[Figure dataset records]
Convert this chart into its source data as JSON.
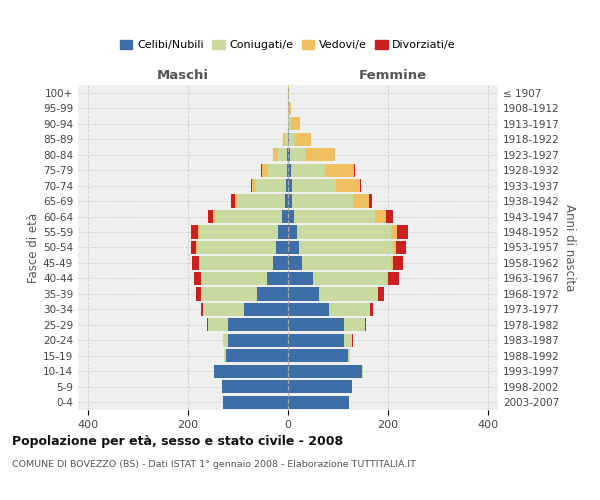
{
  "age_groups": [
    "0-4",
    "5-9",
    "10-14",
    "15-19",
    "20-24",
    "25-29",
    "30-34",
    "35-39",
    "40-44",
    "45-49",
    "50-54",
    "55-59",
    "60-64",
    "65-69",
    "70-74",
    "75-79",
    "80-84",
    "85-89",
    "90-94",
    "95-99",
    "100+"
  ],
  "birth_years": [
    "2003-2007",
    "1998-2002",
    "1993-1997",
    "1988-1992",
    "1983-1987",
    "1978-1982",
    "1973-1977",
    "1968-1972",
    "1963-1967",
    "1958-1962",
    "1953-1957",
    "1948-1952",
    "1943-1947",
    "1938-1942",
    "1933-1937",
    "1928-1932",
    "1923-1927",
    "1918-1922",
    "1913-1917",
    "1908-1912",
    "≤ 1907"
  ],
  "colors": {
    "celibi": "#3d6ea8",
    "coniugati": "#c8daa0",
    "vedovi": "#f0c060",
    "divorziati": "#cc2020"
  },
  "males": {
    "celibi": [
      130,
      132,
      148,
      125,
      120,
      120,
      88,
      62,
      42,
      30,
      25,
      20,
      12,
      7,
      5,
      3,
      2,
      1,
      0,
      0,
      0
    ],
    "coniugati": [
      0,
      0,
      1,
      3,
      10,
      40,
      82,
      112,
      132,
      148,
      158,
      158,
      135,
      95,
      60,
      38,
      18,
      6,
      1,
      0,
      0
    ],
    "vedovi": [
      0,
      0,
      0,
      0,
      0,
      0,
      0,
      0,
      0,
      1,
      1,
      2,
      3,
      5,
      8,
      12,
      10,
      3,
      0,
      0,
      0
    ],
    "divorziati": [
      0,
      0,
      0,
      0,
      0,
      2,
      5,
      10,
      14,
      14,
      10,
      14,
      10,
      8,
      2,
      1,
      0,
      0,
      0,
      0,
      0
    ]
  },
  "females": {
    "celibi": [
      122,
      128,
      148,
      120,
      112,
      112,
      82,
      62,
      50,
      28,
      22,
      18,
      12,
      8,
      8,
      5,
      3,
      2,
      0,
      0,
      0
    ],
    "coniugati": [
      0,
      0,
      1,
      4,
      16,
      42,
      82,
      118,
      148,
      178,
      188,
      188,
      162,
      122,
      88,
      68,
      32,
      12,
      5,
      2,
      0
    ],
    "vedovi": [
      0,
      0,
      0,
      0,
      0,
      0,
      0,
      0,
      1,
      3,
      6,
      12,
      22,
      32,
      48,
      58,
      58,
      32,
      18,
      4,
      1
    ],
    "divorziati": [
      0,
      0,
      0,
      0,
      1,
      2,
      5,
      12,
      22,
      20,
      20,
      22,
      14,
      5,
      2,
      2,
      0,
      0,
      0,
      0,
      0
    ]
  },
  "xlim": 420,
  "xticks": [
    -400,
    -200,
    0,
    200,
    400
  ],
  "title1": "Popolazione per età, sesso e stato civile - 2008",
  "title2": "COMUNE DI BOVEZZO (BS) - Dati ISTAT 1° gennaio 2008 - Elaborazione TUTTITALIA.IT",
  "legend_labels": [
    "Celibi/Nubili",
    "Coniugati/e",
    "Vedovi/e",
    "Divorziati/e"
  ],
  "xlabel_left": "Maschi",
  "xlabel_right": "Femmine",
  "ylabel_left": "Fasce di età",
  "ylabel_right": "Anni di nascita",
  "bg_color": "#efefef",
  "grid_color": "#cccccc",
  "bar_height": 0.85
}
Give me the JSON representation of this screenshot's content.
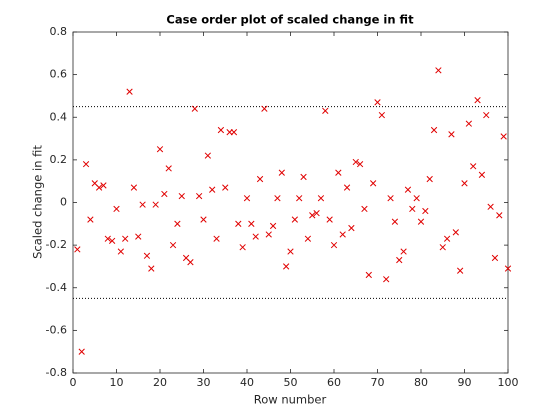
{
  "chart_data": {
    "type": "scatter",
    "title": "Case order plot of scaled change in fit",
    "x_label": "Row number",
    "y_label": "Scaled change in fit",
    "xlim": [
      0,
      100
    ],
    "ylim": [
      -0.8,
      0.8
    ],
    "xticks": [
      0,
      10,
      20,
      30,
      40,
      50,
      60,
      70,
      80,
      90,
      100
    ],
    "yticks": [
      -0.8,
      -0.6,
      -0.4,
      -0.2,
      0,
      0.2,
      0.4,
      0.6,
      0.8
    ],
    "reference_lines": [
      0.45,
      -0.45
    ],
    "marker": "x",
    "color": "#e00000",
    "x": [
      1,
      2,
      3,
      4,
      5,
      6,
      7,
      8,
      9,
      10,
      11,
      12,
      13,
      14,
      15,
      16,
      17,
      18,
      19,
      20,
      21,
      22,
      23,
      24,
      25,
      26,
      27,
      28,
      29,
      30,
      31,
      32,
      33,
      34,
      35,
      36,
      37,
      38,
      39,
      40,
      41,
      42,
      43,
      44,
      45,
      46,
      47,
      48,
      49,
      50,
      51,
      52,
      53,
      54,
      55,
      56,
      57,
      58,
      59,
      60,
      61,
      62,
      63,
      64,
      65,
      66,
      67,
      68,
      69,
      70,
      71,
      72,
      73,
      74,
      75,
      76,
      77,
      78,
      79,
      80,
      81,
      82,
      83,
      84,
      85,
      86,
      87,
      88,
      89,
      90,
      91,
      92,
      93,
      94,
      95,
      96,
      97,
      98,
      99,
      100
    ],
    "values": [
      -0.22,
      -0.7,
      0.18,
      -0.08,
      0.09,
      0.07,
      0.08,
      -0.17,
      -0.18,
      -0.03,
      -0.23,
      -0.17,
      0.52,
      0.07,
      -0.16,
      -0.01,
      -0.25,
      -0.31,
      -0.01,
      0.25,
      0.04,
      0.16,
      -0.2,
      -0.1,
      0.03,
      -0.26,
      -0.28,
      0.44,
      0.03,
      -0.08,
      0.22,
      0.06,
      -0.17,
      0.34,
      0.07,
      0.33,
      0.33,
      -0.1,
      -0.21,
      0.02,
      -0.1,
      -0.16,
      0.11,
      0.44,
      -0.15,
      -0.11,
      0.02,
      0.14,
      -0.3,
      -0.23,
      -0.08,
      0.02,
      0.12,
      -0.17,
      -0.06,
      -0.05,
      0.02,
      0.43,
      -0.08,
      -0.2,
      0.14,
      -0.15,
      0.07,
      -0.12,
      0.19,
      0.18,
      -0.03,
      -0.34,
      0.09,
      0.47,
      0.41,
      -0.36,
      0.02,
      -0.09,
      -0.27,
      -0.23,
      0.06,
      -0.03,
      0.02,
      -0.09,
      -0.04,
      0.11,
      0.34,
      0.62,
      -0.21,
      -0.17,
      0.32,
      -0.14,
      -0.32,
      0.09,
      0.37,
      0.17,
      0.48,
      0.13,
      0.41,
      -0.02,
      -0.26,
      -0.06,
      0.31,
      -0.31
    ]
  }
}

- Task directions:
Copy the entries exactly. Leave out the images.

- Response:
Convert this chart into its source data as JSON.
{
  "age_groups": [
    "0-4",
    "5-9",
    "10-14",
    "15-19",
    "20-24",
    "25-29",
    "30-34",
    "35-39",
    "40-44",
    "45-49",
    "50-54",
    "55-59",
    "60-64",
    "65-69",
    "70-74",
    "75-79",
    "80-84",
    "85-89",
    "90-94",
    "95-99",
    "100+"
  ],
  "birth_years": [
    "2003-2007",
    "1998-2002",
    "1993-1997",
    "1988-1992",
    "1983-1987",
    "1978-1982",
    "1973-1977",
    "1968-1972",
    "1963-1967",
    "1958-1962",
    "1953-1957",
    "1948-1952",
    "1943-1947",
    "1938-1942",
    "1933-1937",
    "1928-1932",
    "1923-1927",
    "1918-1922",
    "1913-1917",
    "1908-1912",
    "≤ 1907"
  ],
  "colors": {
    "celibi": "#3d6ea8",
    "coniugati": "#c8daa0",
    "vedovi": "#f0c060",
    "divorziati": "#cc2020"
  },
  "males": {
    "celibi": [
      130,
      132,
      148,
      125,
      120,
      120,
      88,
      62,
      42,
      30,
      25,
      20,
      12,
      7,
      5,
      3,
      2,
      1,
      0,
      0,
      0
    ],
    "coniugati": [
      0,
      0,
      1,
      3,
      10,
      40,
      82,
      112,
      132,
      148,
      158,
      158,
      135,
      95,
      60,
      38,
      18,
      6,
      1,
      0,
      0
    ],
    "vedovi": [
      0,
      0,
      0,
      0,
      0,
      0,
      0,
      0,
      0,
      1,
      1,
      2,
      3,
      5,
      8,
      12,
      10,
      3,
      0,
      0,
      0
    ],
    "divorziati": [
      0,
      0,
      0,
      0,
      0,
      2,
      5,
      10,
      14,
      14,
      10,
      14,
      10,
      8,
      2,
      1,
      0,
      0,
      0,
      0,
      0
    ]
  },
  "females": {
    "celibi": [
      122,
      128,
      148,
      120,
      112,
      112,
      82,
      62,
      50,
      28,
      22,
      18,
      12,
      8,
      8,
      5,
      3,
      2,
      0,
      0,
      0
    ],
    "coniugati": [
      0,
      0,
      1,
      4,
      16,
      42,
      82,
      118,
      148,
      178,
      188,
      188,
      162,
      122,
      88,
      68,
      32,
      12,
      5,
      2,
      0
    ],
    "vedovi": [
      0,
      0,
      0,
      0,
      0,
      0,
      0,
      0,
      1,
      3,
      6,
      12,
      22,
      32,
      48,
      58,
      58,
      32,
      18,
      4,
      1
    ],
    "divorziati": [
      0,
      0,
      0,
      0,
      1,
      2,
      5,
      12,
      22,
      20,
      20,
      22,
      14,
      5,
      2,
      2,
      0,
      0,
      0,
      0,
      0
    ]
  },
  "xlim": 420,
  "xticks": [
    -400,
    -200,
    0,
    200,
    400
  ],
  "title1": "Popolazione per età, sesso e stato civile - 2008",
  "title2": "COMUNE DI BOVEZZO (BS) - Dati ISTAT 1° gennaio 2008 - Elaborazione TUTTITALIA.IT",
  "legend_labels": [
    "Celibi/Nubili",
    "Coniugati/e",
    "Vedovi/e",
    "Divorziati/e"
  ],
  "xlabel_left": "Maschi",
  "xlabel_right": "Femmine",
  "ylabel_left": "Fasce di età",
  "ylabel_right": "Anni di nascita",
  "bg_color": "#efefef",
  "grid_color": "#cccccc",
  "bar_height": 0.85
}
Give me the JSON representation of this screenshot's content.
{
  "chart_data": {
    "type": "scatter",
    "title": "Case order plot of scaled change in fit",
    "x_label": "Row number",
    "y_label": "Scaled change in fit",
    "xlim": [
      0,
      100
    ],
    "ylim": [
      -0.8,
      0.8
    ],
    "xticks": [
      0,
      10,
      20,
      30,
      40,
      50,
      60,
      70,
      80,
      90,
      100
    ],
    "yticks": [
      -0.8,
      -0.6,
      -0.4,
      -0.2,
      0,
      0.2,
      0.4,
      0.6,
      0.8
    ],
    "reference_lines": [
      0.45,
      -0.45
    ],
    "marker": "x",
    "color": "#e00000",
    "x": [
      1,
      2,
      3,
      4,
      5,
      6,
      7,
      8,
      9,
      10,
      11,
      12,
      13,
      14,
      15,
      16,
      17,
      18,
      19,
      20,
      21,
      22,
      23,
      24,
      25,
      26,
      27,
      28,
      29,
      30,
      31,
      32,
      33,
      34,
      35,
      36,
      37,
      38,
      39,
      40,
      41,
      42,
      43,
      44,
      45,
      46,
      47,
      48,
      49,
      50,
      51,
      52,
      53,
      54,
      55,
      56,
      57,
      58,
      59,
      60,
      61,
      62,
      63,
      64,
      65,
      66,
      67,
      68,
      69,
      70,
      71,
      72,
      73,
      74,
      75,
      76,
      77,
      78,
      79,
      80,
      81,
      82,
      83,
      84,
      85,
      86,
      87,
      88,
      89,
      90,
      91,
      92,
      93,
      94,
      95,
      96,
      97,
      98,
      99,
      100
    ],
    "values": [
      -0.22,
      -0.7,
      0.18,
      -0.08,
      0.09,
      0.07,
      0.08,
      -0.17,
      -0.18,
      -0.03,
      -0.23,
      -0.17,
      0.52,
      0.07,
      -0.16,
      -0.01,
      -0.25,
      -0.31,
      -0.01,
      0.25,
      0.04,
      0.16,
      -0.2,
      -0.1,
      0.03,
      -0.26,
      -0.28,
      0.44,
      0.03,
      -0.08,
      0.22,
      0.06,
      -0.17,
      0.34,
      0.07,
      0.33,
      0.33,
      -0.1,
      -0.21,
      0.02,
      -0.1,
      -0.16,
      0.11,
      0.44,
      -0.15,
      -0.11,
      0.02,
      0.14,
      -0.3,
      -0.23,
      -0.08,
      0.02,
      0.12,
      -0.17,
      -0.06,
      -0.05,
      0.02,
      0.43,
      -0.08,
      -0.2,
      0.14,
      -0.15,
      0.07,
      -0.12,
      0.19,
      0.18,
      -0.03,
      -0.34,
      0.09,
      0.47,
      0.41,
      -0.36,
      0.02,
      -0.09,
      -0.27,
      -0.23,
      0.06,
      -0.03,
      0.02,
      -0.09,
      -0.04,
      0.11,
      0.34,
      0.62,
      -0.21,
      -0.17,
      0.32,
      -0.14,
      -0.32,
      0.09,
      0.37,
      0.17,
      0.48,
      0.13,
      0.41,
      -0.02,
      -0.26,
      -0.06,
      0.31,
      -0.31
    ]
  }
}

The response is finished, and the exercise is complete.